**DATA SHOWN:**
........

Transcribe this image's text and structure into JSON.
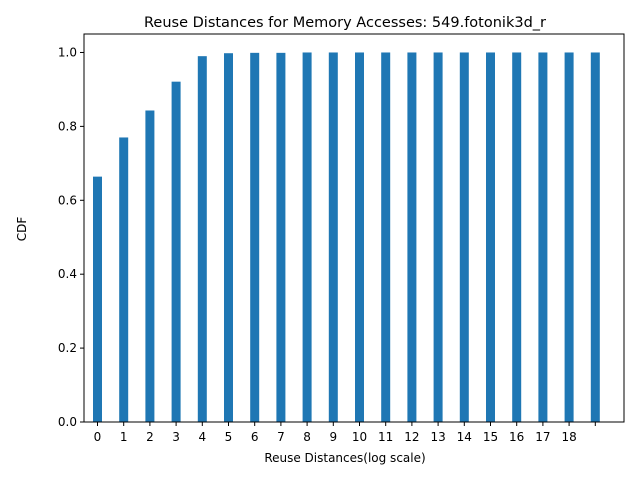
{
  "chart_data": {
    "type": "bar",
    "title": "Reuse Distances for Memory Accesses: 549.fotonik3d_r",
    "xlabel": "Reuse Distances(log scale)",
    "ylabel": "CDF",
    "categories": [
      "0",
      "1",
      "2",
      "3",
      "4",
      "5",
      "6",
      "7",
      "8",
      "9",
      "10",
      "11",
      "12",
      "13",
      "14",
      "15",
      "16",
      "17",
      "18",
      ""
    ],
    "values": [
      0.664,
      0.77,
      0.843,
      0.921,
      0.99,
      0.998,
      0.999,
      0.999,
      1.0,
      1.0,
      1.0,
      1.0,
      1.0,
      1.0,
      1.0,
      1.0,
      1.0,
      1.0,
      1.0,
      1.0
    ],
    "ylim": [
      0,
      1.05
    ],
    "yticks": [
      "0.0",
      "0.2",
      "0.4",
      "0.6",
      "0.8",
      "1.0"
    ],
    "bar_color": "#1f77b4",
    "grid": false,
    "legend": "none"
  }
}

........

**WHAT YOU NEED TO DO:** Quote the preceding listing precisely and completely, omitting its images.

**OUTPUT FOR THIS EXERCISE:**
Transcribe this image's text and structure into JSON.
{
  "chart_data": {
    "type": "bar",
    "title": "Reuse Distances for Memory Accesses: 549.fotonik3d_r",
    "xlabel": "Reuse Distances(log scale)",
    "ylabel": "CDF",
    "categories": [
      "0",
      "1",
      "2",
      "3",
      "4",
      "5",
      "6",
      "7",
      "8",
      "9",
      "10",
      "11",
      "12",
      "13",
      "14",
      "15",
      "16",
      "17",
      "18",
      ""
    ],
    "values": [
      0.664,
      0.77,
      0.843,
      0.921,
      0.99,
      0.998,
      0.999,
      0.999,
      1.0,
      1.0,
      1.0,
      1.0,
      1.0,
      1.0,
      1.0,
      1.0,
      1.0,
      1.0,
      1.0,
      1.0
    ],
    "ylim": [
      0,
      1.05
    ],
    "yticks": [
      "0.0",
      "0.2",
      "0.4",
      "0.6",
      "0.8",
      "1.0"
    ],
    "bar_color": "#1f77b4",
    "grid": false,
    "legend": "none"
  }
}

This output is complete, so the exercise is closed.